## EXERCISE
Filter the entries that follow, copying every line in which the word "Sweden" appears.

<<<<

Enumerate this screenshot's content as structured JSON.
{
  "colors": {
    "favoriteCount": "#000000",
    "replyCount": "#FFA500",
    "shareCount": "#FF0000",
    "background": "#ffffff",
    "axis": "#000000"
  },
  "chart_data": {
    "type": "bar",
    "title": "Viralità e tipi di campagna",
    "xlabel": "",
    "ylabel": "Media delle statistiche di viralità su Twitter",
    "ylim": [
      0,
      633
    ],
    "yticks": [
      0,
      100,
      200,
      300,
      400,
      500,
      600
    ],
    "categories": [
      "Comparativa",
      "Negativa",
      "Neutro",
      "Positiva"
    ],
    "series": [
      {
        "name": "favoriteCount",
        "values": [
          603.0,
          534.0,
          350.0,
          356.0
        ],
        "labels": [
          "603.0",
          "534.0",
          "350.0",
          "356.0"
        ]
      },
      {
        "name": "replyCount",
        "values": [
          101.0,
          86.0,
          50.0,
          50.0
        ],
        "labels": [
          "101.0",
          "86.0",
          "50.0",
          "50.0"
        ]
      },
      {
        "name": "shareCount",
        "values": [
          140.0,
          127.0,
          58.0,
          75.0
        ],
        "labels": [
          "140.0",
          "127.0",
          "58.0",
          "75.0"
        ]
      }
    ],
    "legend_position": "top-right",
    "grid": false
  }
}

>>>>
<<<<

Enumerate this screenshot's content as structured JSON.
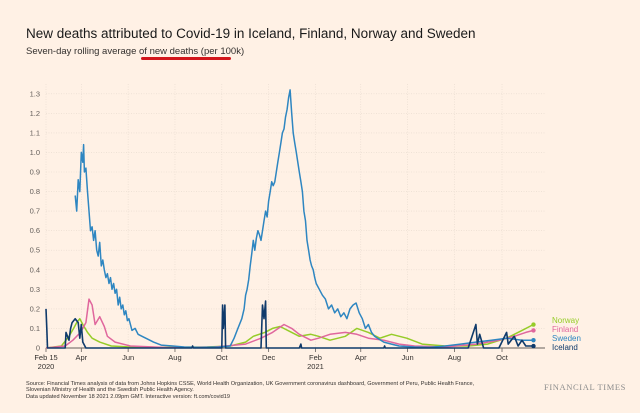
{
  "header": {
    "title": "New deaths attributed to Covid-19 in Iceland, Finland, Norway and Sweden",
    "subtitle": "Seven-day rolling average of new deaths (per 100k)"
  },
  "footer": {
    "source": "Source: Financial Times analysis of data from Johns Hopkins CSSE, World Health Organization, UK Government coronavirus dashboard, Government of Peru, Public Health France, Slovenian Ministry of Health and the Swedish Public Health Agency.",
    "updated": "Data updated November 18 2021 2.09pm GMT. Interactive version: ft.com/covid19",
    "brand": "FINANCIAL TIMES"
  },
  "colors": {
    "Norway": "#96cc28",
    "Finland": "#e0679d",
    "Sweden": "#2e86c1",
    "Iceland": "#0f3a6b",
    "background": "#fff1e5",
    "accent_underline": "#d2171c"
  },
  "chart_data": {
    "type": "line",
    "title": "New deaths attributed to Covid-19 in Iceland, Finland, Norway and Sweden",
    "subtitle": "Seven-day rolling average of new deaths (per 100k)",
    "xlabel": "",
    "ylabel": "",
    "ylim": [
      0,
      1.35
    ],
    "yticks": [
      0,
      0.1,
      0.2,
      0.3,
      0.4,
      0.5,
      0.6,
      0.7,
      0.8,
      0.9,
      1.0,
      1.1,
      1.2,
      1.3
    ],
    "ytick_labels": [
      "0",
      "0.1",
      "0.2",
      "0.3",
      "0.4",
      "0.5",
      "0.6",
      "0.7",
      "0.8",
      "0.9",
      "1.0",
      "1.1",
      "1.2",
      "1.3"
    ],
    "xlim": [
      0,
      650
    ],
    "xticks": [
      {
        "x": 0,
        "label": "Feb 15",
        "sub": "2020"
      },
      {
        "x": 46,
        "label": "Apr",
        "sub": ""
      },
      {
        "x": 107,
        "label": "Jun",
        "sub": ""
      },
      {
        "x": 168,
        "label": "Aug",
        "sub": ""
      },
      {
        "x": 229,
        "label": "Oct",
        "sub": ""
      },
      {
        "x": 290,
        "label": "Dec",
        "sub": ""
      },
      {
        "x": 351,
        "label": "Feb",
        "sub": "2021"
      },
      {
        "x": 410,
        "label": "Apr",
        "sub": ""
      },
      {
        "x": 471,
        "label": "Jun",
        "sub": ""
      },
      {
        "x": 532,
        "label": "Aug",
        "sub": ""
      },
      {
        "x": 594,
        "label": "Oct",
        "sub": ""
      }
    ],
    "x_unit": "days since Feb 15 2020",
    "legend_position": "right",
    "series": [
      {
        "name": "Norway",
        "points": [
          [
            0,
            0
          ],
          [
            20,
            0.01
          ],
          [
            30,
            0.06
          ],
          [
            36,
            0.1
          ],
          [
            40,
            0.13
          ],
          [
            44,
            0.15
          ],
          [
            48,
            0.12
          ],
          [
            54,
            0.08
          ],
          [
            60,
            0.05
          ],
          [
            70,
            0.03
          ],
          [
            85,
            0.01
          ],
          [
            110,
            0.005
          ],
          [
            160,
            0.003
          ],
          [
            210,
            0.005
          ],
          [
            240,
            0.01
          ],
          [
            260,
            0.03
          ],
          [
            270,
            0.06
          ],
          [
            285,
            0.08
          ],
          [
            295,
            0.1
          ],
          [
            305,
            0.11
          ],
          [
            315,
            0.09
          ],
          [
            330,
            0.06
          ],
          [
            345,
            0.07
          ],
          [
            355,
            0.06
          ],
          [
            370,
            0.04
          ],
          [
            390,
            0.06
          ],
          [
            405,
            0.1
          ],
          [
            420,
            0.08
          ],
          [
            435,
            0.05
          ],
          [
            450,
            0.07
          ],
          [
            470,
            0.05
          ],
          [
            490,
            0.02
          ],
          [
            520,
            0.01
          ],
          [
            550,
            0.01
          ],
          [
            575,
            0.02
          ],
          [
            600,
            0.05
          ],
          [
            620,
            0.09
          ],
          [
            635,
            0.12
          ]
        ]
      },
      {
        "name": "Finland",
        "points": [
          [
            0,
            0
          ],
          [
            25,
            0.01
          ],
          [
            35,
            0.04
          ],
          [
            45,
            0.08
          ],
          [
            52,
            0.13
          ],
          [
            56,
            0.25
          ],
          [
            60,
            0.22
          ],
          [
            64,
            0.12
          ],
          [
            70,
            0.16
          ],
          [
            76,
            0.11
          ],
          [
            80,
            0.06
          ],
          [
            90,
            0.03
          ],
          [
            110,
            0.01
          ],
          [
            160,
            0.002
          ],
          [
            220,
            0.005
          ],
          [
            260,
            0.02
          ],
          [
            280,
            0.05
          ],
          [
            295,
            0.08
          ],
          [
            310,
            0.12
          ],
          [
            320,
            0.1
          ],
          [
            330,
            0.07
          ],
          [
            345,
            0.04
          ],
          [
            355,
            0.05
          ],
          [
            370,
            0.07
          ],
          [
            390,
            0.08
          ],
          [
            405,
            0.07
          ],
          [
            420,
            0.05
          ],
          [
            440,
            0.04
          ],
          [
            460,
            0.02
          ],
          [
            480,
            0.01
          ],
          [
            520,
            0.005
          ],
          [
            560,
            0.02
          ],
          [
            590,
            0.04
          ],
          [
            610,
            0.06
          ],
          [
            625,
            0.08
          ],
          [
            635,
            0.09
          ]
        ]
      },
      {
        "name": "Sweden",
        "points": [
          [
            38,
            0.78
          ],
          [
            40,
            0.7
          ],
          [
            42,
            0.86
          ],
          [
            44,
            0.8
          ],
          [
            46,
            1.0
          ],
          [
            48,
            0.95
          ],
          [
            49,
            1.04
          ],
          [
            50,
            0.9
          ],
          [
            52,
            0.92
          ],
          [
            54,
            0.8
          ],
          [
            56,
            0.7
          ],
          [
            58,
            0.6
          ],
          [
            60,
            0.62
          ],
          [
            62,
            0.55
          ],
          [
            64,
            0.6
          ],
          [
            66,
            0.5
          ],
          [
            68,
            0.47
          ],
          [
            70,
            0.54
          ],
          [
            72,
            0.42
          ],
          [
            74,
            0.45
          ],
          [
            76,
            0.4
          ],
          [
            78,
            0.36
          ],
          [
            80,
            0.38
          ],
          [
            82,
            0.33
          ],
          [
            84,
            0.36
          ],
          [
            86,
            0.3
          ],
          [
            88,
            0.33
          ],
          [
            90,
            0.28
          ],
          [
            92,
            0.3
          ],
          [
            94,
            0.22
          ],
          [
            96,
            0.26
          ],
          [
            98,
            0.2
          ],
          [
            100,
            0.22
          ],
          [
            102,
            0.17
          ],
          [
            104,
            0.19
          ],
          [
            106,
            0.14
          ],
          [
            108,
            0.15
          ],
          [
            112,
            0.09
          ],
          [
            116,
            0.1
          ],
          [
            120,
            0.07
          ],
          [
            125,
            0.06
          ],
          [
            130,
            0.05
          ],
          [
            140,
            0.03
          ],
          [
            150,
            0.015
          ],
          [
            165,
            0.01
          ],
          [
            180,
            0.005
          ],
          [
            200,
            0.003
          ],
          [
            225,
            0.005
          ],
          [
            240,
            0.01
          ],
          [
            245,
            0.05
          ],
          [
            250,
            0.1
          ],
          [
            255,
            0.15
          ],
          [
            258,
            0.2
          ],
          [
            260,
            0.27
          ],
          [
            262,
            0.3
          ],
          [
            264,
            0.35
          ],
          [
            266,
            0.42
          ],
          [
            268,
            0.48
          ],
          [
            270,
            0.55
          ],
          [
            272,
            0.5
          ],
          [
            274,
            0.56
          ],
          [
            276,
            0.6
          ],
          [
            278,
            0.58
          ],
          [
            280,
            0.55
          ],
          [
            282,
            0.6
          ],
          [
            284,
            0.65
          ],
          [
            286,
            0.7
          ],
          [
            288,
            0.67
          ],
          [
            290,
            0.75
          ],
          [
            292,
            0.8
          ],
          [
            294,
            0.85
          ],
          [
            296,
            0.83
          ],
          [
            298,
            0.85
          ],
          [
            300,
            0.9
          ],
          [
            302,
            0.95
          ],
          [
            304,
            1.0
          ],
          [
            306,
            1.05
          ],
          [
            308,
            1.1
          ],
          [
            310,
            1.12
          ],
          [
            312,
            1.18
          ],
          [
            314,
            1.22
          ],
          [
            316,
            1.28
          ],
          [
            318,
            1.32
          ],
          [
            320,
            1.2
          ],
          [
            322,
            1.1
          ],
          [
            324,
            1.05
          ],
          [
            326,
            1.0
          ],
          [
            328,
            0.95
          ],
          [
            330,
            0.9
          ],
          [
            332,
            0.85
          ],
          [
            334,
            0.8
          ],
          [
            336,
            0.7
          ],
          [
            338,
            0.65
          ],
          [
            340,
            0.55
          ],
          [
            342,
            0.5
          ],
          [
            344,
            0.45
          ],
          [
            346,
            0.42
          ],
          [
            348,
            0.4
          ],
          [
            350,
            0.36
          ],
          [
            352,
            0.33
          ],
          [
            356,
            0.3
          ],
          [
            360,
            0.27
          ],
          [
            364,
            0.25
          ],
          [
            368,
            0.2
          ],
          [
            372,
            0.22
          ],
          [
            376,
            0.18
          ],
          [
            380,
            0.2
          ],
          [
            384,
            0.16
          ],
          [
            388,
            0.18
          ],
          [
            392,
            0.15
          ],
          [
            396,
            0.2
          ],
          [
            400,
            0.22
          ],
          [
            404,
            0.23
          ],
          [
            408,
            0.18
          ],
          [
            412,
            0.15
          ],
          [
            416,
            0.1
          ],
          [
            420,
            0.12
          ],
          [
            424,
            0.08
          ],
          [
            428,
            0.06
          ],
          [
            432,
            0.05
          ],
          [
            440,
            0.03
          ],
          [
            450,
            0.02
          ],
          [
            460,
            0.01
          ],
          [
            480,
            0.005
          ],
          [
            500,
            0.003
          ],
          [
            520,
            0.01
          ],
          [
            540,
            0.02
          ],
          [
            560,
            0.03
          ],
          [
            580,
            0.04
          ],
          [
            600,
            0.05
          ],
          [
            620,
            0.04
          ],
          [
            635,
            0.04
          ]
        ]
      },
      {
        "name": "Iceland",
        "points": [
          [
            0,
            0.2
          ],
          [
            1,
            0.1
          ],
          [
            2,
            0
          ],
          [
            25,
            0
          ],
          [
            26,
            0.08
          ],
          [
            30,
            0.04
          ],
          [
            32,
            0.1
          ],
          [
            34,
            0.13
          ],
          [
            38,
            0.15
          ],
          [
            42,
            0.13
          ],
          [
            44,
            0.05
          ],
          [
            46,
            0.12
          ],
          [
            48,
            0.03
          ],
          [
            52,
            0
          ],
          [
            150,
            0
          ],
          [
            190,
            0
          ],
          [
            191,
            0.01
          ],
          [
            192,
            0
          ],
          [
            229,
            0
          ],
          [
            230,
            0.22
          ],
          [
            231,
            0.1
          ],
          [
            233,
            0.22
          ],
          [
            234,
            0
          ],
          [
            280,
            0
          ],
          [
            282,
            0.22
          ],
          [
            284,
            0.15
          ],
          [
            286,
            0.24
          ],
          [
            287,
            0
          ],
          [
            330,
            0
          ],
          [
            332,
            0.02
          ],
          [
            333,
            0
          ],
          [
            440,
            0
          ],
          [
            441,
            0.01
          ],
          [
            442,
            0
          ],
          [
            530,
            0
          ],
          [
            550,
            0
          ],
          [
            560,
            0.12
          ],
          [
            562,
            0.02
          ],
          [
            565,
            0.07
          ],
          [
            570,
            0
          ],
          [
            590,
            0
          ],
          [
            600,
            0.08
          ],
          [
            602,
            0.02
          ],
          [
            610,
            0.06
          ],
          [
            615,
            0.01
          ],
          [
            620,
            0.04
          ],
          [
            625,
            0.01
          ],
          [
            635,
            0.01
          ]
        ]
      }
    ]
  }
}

>>>>

## RESULT OF THE EXERCISE
    "title": "New deaths attributed to Covid-19 in Iceland, Finland, Norway and Sweden",
    "Sweden": "#2e86c1",
    "title": "New deaths attributed to Covid-19 in Iceland, Finland, Norway and Sweden",
        "name": "Sweden",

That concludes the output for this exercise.